→ **Data tied to figure images**:
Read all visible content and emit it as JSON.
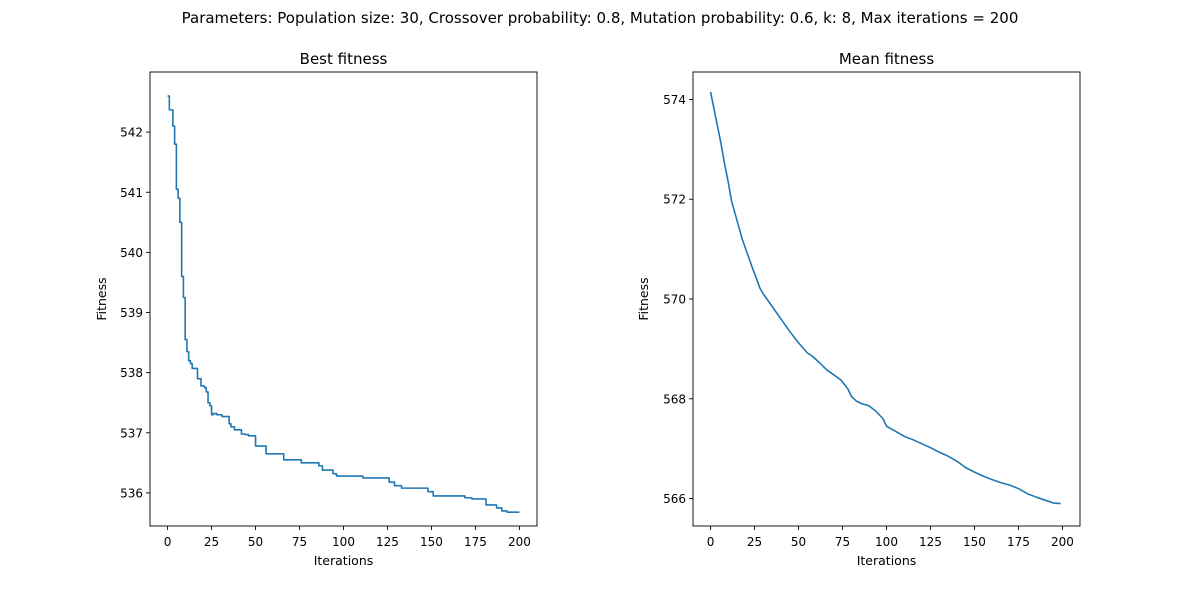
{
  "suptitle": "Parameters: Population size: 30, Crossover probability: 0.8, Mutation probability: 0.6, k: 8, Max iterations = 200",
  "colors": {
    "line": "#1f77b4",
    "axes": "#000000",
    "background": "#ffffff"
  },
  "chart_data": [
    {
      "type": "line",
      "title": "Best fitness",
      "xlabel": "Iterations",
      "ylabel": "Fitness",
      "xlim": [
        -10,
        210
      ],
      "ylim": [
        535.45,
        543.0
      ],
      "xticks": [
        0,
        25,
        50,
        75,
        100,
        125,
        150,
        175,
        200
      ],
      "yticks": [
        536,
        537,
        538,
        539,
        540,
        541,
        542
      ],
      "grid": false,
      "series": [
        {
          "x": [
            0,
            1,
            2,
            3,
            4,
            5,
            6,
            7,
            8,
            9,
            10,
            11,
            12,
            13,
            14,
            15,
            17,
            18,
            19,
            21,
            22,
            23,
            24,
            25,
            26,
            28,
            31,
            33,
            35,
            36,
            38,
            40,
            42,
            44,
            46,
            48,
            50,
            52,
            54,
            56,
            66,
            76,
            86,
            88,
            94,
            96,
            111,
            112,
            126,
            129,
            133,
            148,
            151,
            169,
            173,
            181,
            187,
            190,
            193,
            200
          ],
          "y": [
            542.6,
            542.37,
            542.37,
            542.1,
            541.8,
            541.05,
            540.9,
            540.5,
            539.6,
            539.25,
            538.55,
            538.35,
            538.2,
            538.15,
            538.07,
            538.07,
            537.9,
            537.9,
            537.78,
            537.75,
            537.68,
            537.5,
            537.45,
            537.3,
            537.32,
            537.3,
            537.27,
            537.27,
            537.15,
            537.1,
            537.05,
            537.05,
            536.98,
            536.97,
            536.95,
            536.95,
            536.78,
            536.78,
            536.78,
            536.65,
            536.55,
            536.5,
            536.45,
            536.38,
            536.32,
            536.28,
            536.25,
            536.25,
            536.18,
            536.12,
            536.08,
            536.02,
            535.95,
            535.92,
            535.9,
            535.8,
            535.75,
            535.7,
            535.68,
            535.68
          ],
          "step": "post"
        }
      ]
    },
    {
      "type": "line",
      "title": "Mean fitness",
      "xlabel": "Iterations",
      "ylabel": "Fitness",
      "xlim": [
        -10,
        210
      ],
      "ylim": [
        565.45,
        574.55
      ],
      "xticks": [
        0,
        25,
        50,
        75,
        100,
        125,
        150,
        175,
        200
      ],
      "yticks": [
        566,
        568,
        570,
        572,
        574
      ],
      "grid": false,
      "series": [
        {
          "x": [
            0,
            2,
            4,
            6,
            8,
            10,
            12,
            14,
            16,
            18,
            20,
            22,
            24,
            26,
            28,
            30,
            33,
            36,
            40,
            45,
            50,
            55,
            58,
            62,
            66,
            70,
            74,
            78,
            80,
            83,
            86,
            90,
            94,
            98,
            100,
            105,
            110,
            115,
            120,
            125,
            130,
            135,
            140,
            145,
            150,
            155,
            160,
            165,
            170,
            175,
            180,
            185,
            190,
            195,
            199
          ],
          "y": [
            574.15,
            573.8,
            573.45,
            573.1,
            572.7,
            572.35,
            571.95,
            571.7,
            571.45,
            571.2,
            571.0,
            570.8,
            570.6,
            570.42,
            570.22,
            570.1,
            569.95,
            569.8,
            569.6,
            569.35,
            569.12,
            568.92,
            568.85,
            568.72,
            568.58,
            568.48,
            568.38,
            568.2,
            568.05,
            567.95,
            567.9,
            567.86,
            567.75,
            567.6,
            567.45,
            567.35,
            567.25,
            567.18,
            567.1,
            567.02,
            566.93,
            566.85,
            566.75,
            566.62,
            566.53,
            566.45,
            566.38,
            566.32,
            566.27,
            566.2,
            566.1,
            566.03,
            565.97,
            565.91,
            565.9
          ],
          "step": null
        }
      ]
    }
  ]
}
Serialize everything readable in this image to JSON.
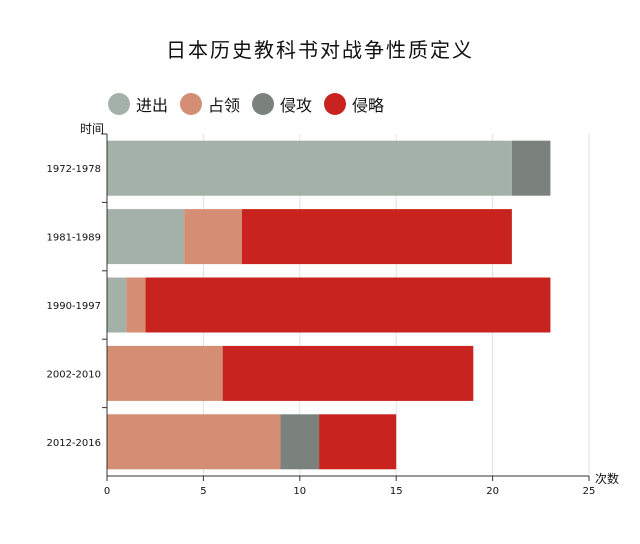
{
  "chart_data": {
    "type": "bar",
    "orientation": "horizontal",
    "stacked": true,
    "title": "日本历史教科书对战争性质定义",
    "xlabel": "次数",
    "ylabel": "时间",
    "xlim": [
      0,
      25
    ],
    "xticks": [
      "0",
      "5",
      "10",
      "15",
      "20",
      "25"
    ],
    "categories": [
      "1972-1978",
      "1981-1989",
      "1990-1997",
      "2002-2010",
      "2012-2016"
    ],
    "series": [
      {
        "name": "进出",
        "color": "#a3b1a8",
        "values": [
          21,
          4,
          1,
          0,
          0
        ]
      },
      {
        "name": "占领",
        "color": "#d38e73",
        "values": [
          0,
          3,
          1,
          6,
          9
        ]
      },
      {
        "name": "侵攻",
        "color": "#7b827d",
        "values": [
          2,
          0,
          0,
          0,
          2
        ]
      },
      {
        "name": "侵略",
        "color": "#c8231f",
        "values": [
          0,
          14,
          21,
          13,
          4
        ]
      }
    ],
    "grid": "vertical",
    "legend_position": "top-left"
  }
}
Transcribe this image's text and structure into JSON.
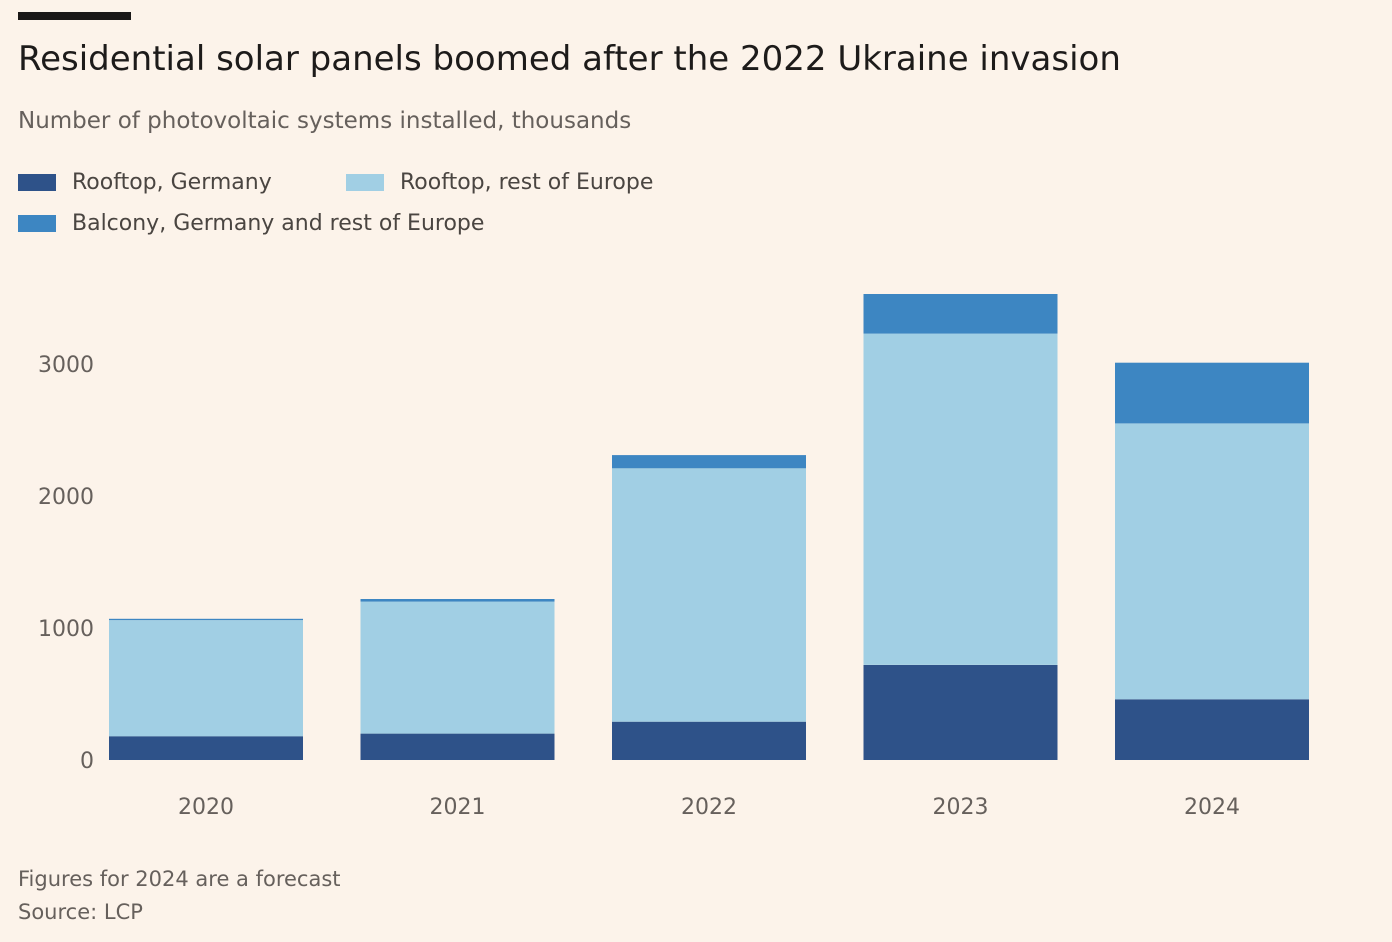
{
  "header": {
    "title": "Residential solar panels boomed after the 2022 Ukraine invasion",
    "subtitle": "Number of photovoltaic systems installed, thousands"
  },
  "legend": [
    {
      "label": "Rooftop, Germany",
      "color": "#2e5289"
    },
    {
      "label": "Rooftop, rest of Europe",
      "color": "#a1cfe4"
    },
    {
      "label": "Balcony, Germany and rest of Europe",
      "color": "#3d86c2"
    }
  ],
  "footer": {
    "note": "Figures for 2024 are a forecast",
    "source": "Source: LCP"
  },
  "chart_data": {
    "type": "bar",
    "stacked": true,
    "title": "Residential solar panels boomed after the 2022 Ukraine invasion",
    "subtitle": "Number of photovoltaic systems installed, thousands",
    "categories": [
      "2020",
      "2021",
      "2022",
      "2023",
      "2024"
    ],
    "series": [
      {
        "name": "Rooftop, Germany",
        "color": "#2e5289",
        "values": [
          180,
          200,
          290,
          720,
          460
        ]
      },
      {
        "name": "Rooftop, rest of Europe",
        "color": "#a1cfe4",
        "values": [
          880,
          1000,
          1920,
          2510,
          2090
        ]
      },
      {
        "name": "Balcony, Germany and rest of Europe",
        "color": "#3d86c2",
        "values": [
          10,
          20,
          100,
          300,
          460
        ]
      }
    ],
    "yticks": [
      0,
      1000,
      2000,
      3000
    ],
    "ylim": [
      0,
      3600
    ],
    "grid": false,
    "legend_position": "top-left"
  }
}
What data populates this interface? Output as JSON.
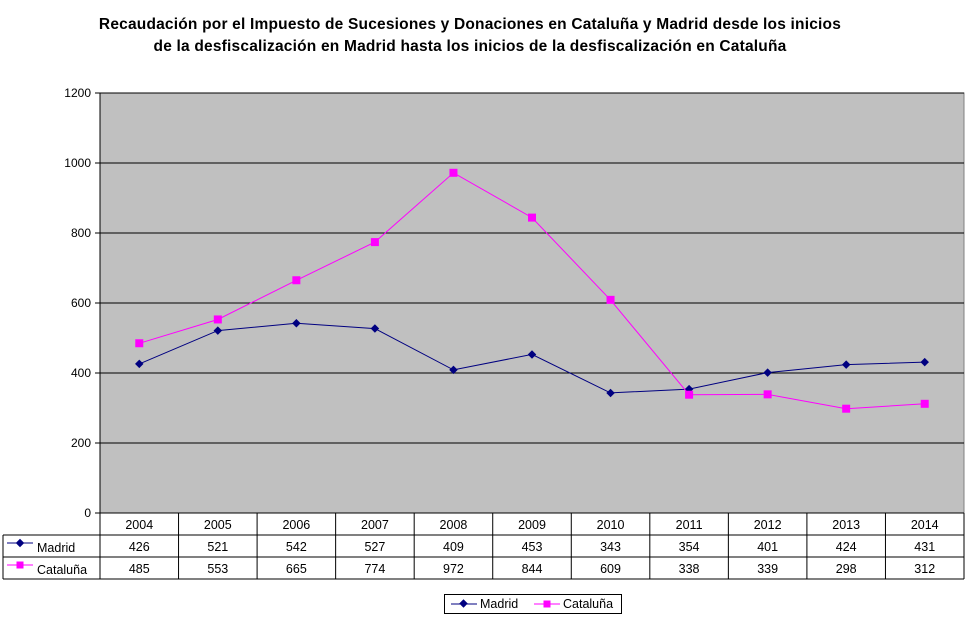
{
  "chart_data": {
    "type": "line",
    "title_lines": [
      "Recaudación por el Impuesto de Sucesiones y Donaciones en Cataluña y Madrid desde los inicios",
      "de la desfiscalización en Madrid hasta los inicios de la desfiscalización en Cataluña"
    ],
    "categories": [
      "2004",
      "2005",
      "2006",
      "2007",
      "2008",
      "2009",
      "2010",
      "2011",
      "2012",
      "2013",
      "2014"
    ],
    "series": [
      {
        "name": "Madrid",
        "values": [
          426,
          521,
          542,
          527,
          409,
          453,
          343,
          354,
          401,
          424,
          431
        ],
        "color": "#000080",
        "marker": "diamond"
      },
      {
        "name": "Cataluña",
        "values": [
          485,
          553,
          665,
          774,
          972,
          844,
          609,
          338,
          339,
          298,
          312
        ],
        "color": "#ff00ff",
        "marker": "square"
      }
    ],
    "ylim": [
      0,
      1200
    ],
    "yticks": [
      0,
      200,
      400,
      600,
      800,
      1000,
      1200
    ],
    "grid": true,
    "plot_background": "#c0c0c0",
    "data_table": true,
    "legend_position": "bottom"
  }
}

→ **EXERCISE REQUIREMENTS**: Transcribe the listing in full. Omit the pictures and keep every line exact.

→ **WRITTEN ANSWER**:
Read all visible content and emit it as JSON.
{
  "suptitle": "Parameters: Population size: 30, Crossover probability: 0.8, Mutation probability: 0.6, k: 8, Max iterations = 200",
  "colors": {
    "line": "#1f77b4",
    "axes": "#000000",
    "background": "#ffffff"
  },
  "chart_data": [
    {
      "type": "line",
      "title": "Best fitness",
      "xlabel": "Iterations",
      "ylabel": "Fitness",
      "xlim": [
        -10,
        210
      ],
      "ylim": [
        535.45,
        543.0
      ],
      "xticks": [
        0,
        25,
        50,
        75,
        100,
        125,
        150,
        175,
        200
      ],
      "yticks": [
        536,
        537,
        538,
        539,
        540,
        541,
        542
      ],
      "grid": false,
      "series": [
        {
          "x": [
            0,
            1,
            2,
            3,
            4,
            5,
            6,
            7,
            8,
            9,
            10,
            11,
            12,
            13,
            14,
            15,
            17,
            18,
            19,
            21,
            22,
            23,
            24,
            25,
            26,
            28,
            31,
            33,
            35,
            36,
            38,
            40,
            42,
            44,
            46,
            48,
            50,
            52,
            54,
            56,
            66,
            76,
            86,
            88,
            94,
            96,
            111,
            112,
            126,
            129,
            133,
            148,
            151,
            169,
            173,
            181,
            187,
            190,
            193,
            200
          ],
          "y": [
            542.6,
            542.37,
            542.37,
            542.1,
            541.8,
            541.05,
            540.9,
            540.5,
            539.6,
            539.25,
            538.55,
            538.35,
            538.2,
            538.15,
            538.07,
            538.07,
            537.9,
            537.9,
            537.78,
            537.75,
            537.68,
            537.5,
            537.45,
            537.3,
            537.32,
            537.3,
            537.27,
            537.27,
            537.15,
            537.1,
            537.05,
            537.05,
            536.98,
            536.97,
            536.95,
            536.95,
            536.78,
            536.78,
            536.78,
            536.65,
            536.55,
            536.5,
            536.45,
            536.38,
            536.32,
            536.28,
            536.25,
            536.25,
            536.18,
            536.12,
            536.08,
            536.02,
            535.95,
            535.92,
            535.9,
            535.8,
            535.75,
            535.7,
            535.68,
            535.68
          ],
          "step": "post"
        }
      ]
    },
    {
      "type": "line",
      "title": "Mean fitness",
      "xlabel": "Iterations",
      "ylabel": "Fitness",
      "xlim": [
        -10,
        210
      ],
      "ylim": [
        565.45,
        574.55
      ],
      "xticks": [
        0,
        25,
        50,
        75,
        100,
        125,
        150,
        175,
        200
      ],
      "yticks": [
        566,
        568,
        570,
        572,
        574
      ],
      "grid": false,
      "series": [
        {
          "x": [
            0,
            2,
            4,
            6,
            8,
            10,
            12,
            14,
            16,
            18,
            20,
            22,
            24,
            26,
            28,
            30,
            33,
            36,
            40,
            45,
            50,
            55,
            58,
            62,
            66,
            70,
            74,
            78,
            80,
            83,
            86,
            90,
            94,
            98,
            100,
            105,
            110,
            115,
            120,
            125,
            130,
            135,
            140,
            145,
            150,
            155,
            160,
            165,
            170,
            175,
            180,
            185,
            190,
            195,
            199
          ],
          "y": [
            574.15,
            573.8,
            573.45,
            573.1,
            572.7,
            572.35,
            571.95,
            571.7,
            571.45,
            571.2,
            571.0,
            570.8,
            570.6,
            570.42,
            570.22,
            570.1,
            569.95,
            569.8,
            569.6,
            569.35,
            569.12,
            568.92,
            568.85,
            568.72,
            568.58,
            568.48,
            568.38,
            568.2,
            568.05,
            567.95,
            567.9,
            567.86,
            567.75,
            567.6,
            567.45,
            567.35,
            567.25,
            567.18,
            567.1,
            567.02,
            566.93,
            566.85,
            566.75,
            566.62,
            566.53,
            566.45,
            566.38,
            566.32,
            566.27,
            566.2,
            566.1,
            566.03,
            565.97,
            565.91,
            565.9
          ],
          "step": null
        }
      ]
    }
  ]
}
Serialize everything readable in this image to JSON.
{
  "chart_data": {
    "type": "bar",
    "orientation": "horizontal",
    "stacked": true,
    "title": "日本历史教科书对战争性质定义",
    "xlabel": "次数",
    "ylabel": "时间",
    "xlim": [
      0,
      25
    ],
    "xticks": [
      "0",
      "5",
      "10",
      "15",
      "20",
      "25"
    ],
    "categories": [
      "1972-1978",
      "1981-1989",
      "1990-1997",
      "2002-2010",
      "2012-2016"
    ],
    "series": [
      {
        "name": "进出",
        "color": "#a3b1a8",
        "values": [
          21,
          4,
          1,
          0,
          0
        ]
      },
      {
        "name": "占领",
        "color": "#d38e73",
        "values": [
          0,
          3,
          1,
          6,
          9
        ]
      },
      {
        "name": "侵攻",
        "color": "#7b827d",
        "values": [
          2,
          0,
          0,
          0,
          2
        ]
      },
      {
        "name": "侵略",
        "color": "#c8231f",
        "values": [
          0,
          14,
          21,
          13,
          4
        ]
      }
    ],
    "grid": "vertical",
    "legend_position": "top-left"
  }
}
Transcribe this image's text and structure into JSON.
{
  "header": {
    "title": "Residential solar panels boomed after the 2022 Ukraine invasion",
    "subtitle": "Number of photovoltaic systems installed, thousands"
  },
  "legend": [
    {
      "label": "Rooftop, Germany",
      "color": "#2e5289"
    },
    {
      "label": "Rooftop, rest of Europe",
      "color": "#a1cfe4"
    },
    {
      "label": "Balcony, Germany and rest of Europe",
      "color": "#3d86c2"
    }
  ],
  "footer": {
    "note": "Figures for 2024 are a forecast",
    "source": "Source: LCP"
  },
  "chart_data": {
    "type": "bar",
    "stacked": true,
    "title": "Residential solar panels boomed after the 2022 Ukraine invasion",
    "subtitle": "Number of photovoltaic systems installed, thousands",
    "categories": [
      "2020",
      "2021",
      "2022",
      "2023",
      "2024"
    ],
    "series": [
      {
        "name": "Rooftop, Germany",
        "color": "#2e5289",
        "values": [
          180,
          200,
          290,
          720,
          460
        ]
      },
      {
        "name": "Rooftop, rest of Europe",
        "color": "#a1cfe4",
        "values": [
          880,
          1000,
          1920,
          2510,
          2090
        ]
      },
      {
        "name": "Balcony, Germany and rest of Europe",
        "color": "#3d86c2",
        "values": [
          10,
          20,
          100,
          300,
          460
        ]
      }
    ],
    "yticks": [
      0,
      1000,
      2000,
      3000
    ],
    "ylim": [
      0,
      3600
    ],
    "grid": false,
    "legend_position": "top-left"
  }
}
What data populates this interface? Output as JSON.
{
  "chart_data": {
    "type": "line",
    "title_lines": [
      "Recaudación por el Impuesto de Sucesiones y Donaciones en Cataluña y Madrid desde los inicios",
      "de la desfiscalización en Madrid hasta los inicios de la desfiscalización en Cataluña"
    ],
    "categories": [
      "2004",
      "2005",
      "2006",
      "2007",
      "2008",
      "2009",
      "2010",
      "2011",
      "2012",
      "2013",
      "2014"
    ],
    "series": [
      {
        "name": "Madrid",
        "values": [
          426,
          521,
          542,
          527,
          409,
          453,
          343,
          354,
          401,
          424,
          431
        ],
        "color": "#000080",
        "marker": "diamond"
      },
      {
        "name": "Cataluña",
        "values": [
          485,
          553,
          665,
          774,
          972,
          844,
          609,
          338,
          339,
          298,
          312
        ],
        "color": "#ff00ff",
        "marker": "square"
      }
    ],
    "ylim": [
      0,
      1200
    ],
    "yticks": [
      0,
      200,
      400,
      600,
      800,
      1000,
      1200
    ],
    "grid": true,
    "plot_background": "#c0c0c0",
    "data_table": true,
    "legend_position": "bottom"
  }
}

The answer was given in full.